WHAT IS EXPECTED:
Leave out every picture, and return exactly the lines from the line containing "Give me the" through the end of the records below, both inclusive.

INPUT DATA:

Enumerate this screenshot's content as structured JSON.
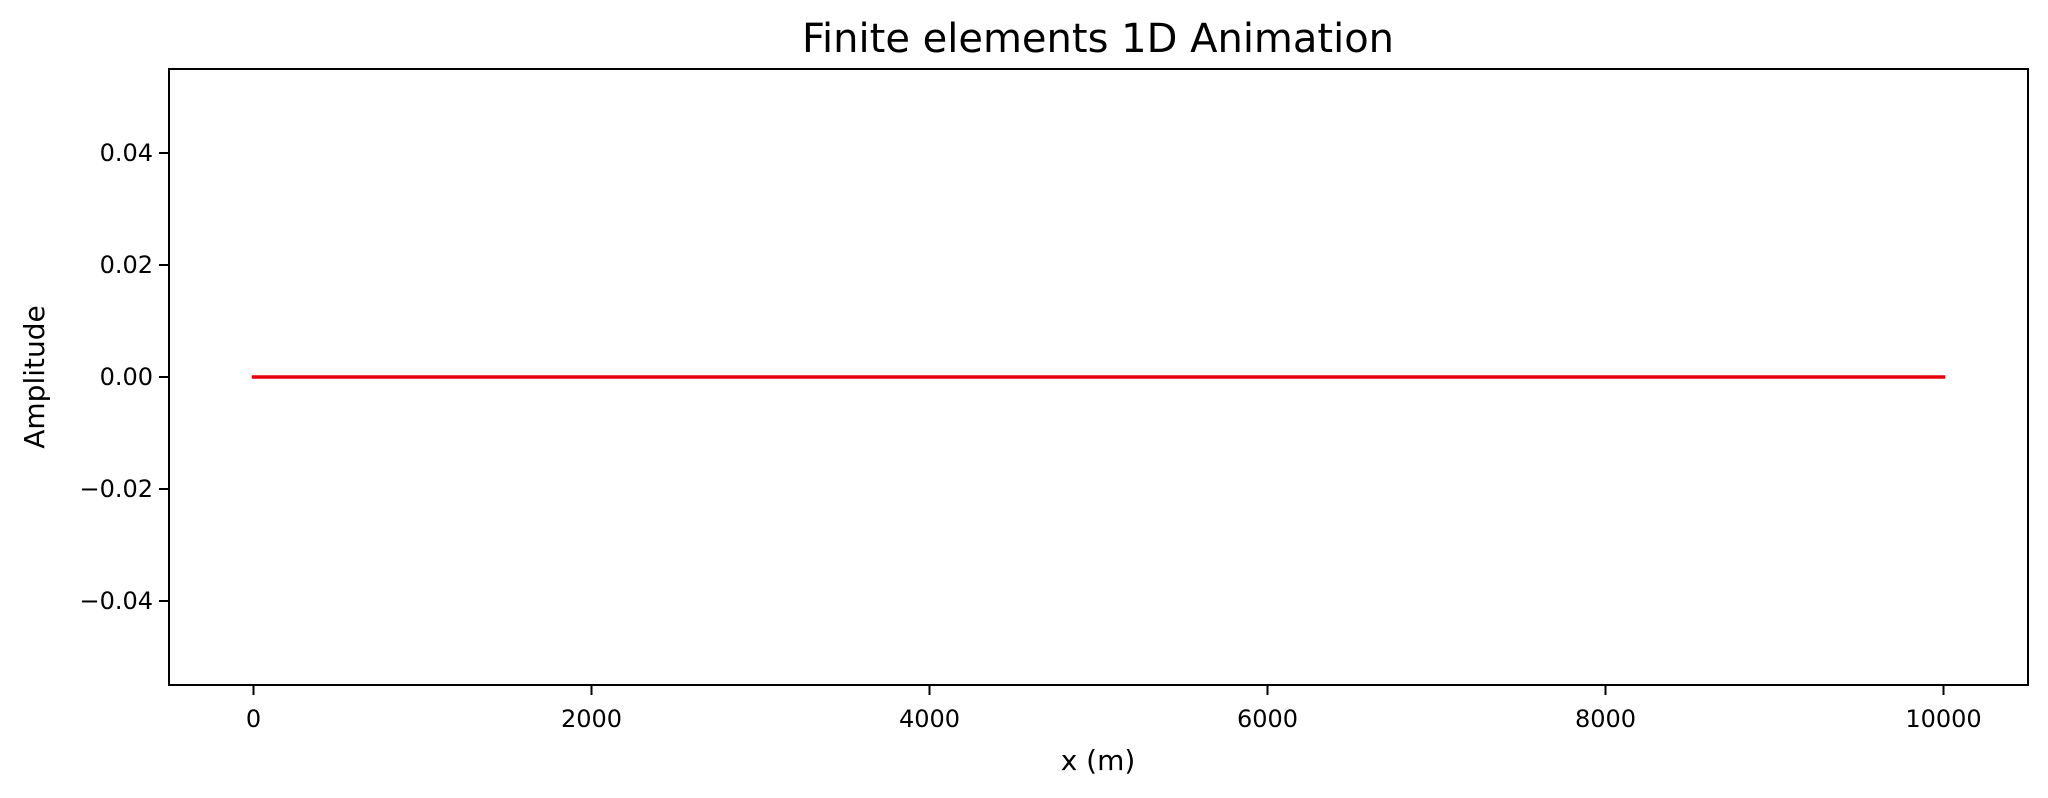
{
  "chart_data": {
    "type": "line",
    "title": "Finite elements 1D Animation",
    "xlabel": "x (m)",
    "ylabel": "Amplitude",
    "xlim": [
      -500,
      10500
    ],
    "ylim": [
      -0.055,
      0.055
    ],
    "xticks": [
      0,
      2000,
      4000,
      6000,
      8000,
      10000
    ],
    "xtick_labels": [
      "0",
      "2000",
      "4000",
      "6000",
      "8000",
      "10000"
    ],
    "yticks": [
      -0.04,
      -0.02,
      0.0,
      0.02,
      0.04
    ],
    "ytick_labels": [
      "−0.04",
      "−0.02",
      "0.00",
      "0.02",
      "0.04"
    ],
    "grid": false,
    "series": [
      {
        "color": "#e8000b",
        "x": [
          0,
          10000
        ],
        "y": [
          0.0,
          0.0
        ]
      }
    ]
  }
}
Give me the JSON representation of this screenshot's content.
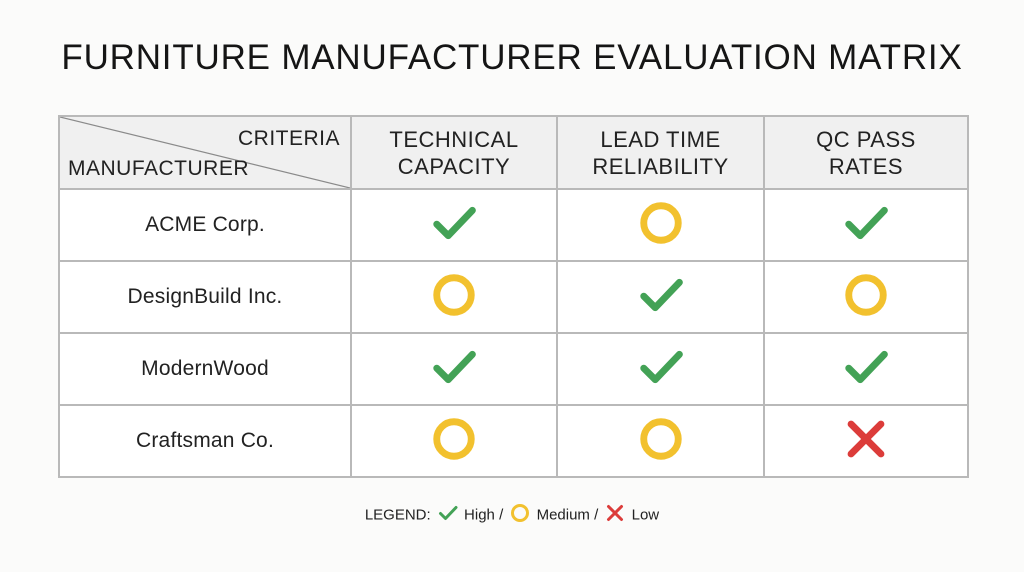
{
  "title": "FURNITURE MANUFACTURER EVALUATION MATRIX",
  "header": {
    "criteria_label": "CRITERIA",
    "manufacturer_label": "MANUFACTURER",
    "columns": [
      "TECHNICAL CAPACITY",
      "LEAD TIME RELIABILITY",
      "QC PASS RATES"
    ]
  },
  "rows": [
    {
      "name": "ACME Corp.",
      "ratings": [
        "high",
        "medium",
        "high"
      ]
    },
    {
      "name": "DesignBuild Inc.",
      "ratings": [
        "medium",
        "high",
        "medium"
      ]
    },
    {
      "name": "ModernWood",
      "ratings": [
        "high",
        "high",
        "high"
      ]
    },
    {
      "name": "Craftsman Co.",
      "ratings": [
        "medium",
        "medium",
        "low"
      ]
    }
  ],
  "legend": {
    "prefix": "LEGEND:",
    "items": [
      {
        "key": "high",
        "label": "High"
      },
      {
        "key": "medium",
        "label": "Medium"
      },
      {
        "key": "low",
        "label": "Low"
      }
    ],
    "separator": "/"
  },
  "icons": {
    "high": "check-icon",
    "medium": "circle-icon",
    "low": "x-icon"
  },
  "colors": {
    "high": "#43a256",
    "medium": "#f2c12e",
    "low": "#dc3c3a"
  }
}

EXERCISE OUTPUT:
Give me the JSON representation of this screenshot's content.
{
  "title": "FURNITURE MANUFACTURER EVALUATION MATRIX",
  "header": {
    "criteria_label": "CRITERIA",
    "manufacturer_label": "MANUFACTURER",
    "columns": [
      "TECHNICAL CAPACITY",
      "LEAD TIME RELIABILITY",
      "QC PASS RATES"
    ]
  },
  "rows": [
    {
      "name": "ACME Corp.",
      "ratings": [
        "high",
        "medium",
        "high"
      ]
    },
    {
      "name": "DesignBuild Inc.",
      "ratings": [
        "medium",
        "high",
        "medium"
      ]
    },
    {
      "name": "ModernWood",
      "ratings": [
        "high",
        "high",
        "high"
      ]
    },
    {
      "name": "Craftsman Co.",
      "ratings": [
        "medium",
        "medium",
        "low"
      ]
    }
  ],
  "legend": {
    "prefix": "LEGEND:",
    "items": [
      {
        "key": "high",
        "label": "High"
      },
      {
        "key": "medium",
        "label": "Medium"
      },
      {
        "key": "low",
        "label": "Low"
      }
    ],
    "separator": "/"
  },
  "icons": {
    "high": "check-icon",
    "medium": "circle-icon",
    "low": "x-icon"
  },
  "colors": {
    "high": "#43a256",
    "medium": "#f2c12e",
    "low": "#dc3c3a"
  }
}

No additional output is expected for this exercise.